What the task requires> Return the listing below unchanged, minus its pictures.

Supplied entries>
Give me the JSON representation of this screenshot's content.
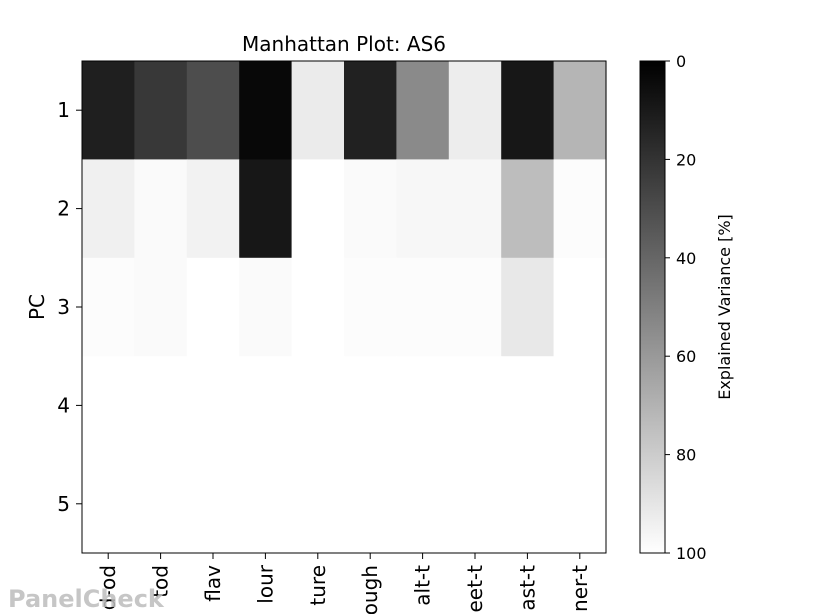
{
  "chart_data": {
    "type": "heatmap",
    "title": "Manhattan Plot: AS6",
    "ylabel": "PC",
    "xlabel": "",
    "x_tick_labels": [
      "d-od",
      "tod",
      "flav",
      "lour",
      "ture",
      "ough",
      "alt-t",
      "eet-t",
      "ast-t",
      "ner-t"
    ],
    "y_tick_labels": [
      "1",
      "2",
      "3",
      "4",
      "5"
    ],
    "colorbar": {
      "label": "Explained Variance [%]",
      "range": [
        0,
        100
      ],
      "ticks": [
        "0",
        "20",
        "40",
        "60",
        "80",
        "100"
      ],
      "colormap": "gray",
      "low_color": "#000000",
      "high_color": "#ffffff"
    },
    "values": [
      [
        12,
        22,
        30,
        3,
        92,
        13,
        54,
        93,
        9,
        71
      ],
      [
        94,
        98,
        95,
        9,
        100,
        98,
        97,
        97,
        74,
        99
      ],
      [
        99,
        98,
        100,
        98,
        100,
        99,
        99,
        99,
        91,
        100
      ],
      [
        100,
        100,
        100,
        100,
        100,
        100,
        100,
        100,
        100,
        100
      ],
      [
        100,
        100,
        100,
        100,
        100,
        100,
        100,
        100,
        100,
        100
      ]
    ]
  },
  "watermark": {
    "text": "PanelCheck"
  }
}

Response to the exercise>
Give me the JSON representation of this screenshot's content.
{
  "chart_data": {
    "type": "heatmap",
    "title": "Manhattan Plot: AS6",
    "ylabel": "PC",
    "xlabel": "",
    "x_tick_labels": [
      "d-od",
      "tod",
      "flav",
      "lour",
      "ture",
      "ough",
      "alt-t",
      "eet-t",
      "ast-t",
      "ner-t"
    ],
    "y_tick_labels": [
      "1",
      "2",
      "3",
      "4",
      "5"
    ],
    "colorbar": {
      "label": "Explained Variance [%]",
      "range": [
        0,
        100
      ],
      "ticks": [
        "0",
        "20",
        "40",
        "60",
        "80",
        "100"
      ],
      "colormap": "gray",
      "low_color": "#000000",
      "high_color": "#ffffff"
    },
    "values": [
      [
        12,
        22,
        30,
        3,
        92,
        13,
        54,
        93,
        9,
        71
      ],
      [
        94,
        98,
        95,
        9,
        100,
        98,
        97,
        97,
        74,
        99
      ],
      [
        99,
        98,
        100,
        98,
        100,
        99,
        99,
        99,
        91,
        100
      ],
      [
        100,
        100,
        100,
        100,
        100,
        100,
        100,
        100,
        100,
        100
      ],
      [
        100,
        100,
        100,
        100,
        100,
        100,
        100,
        100,
        100,
        100
      ]
    ]
  },
  "watermark": {
    "text": "PanelCheck"
  }
}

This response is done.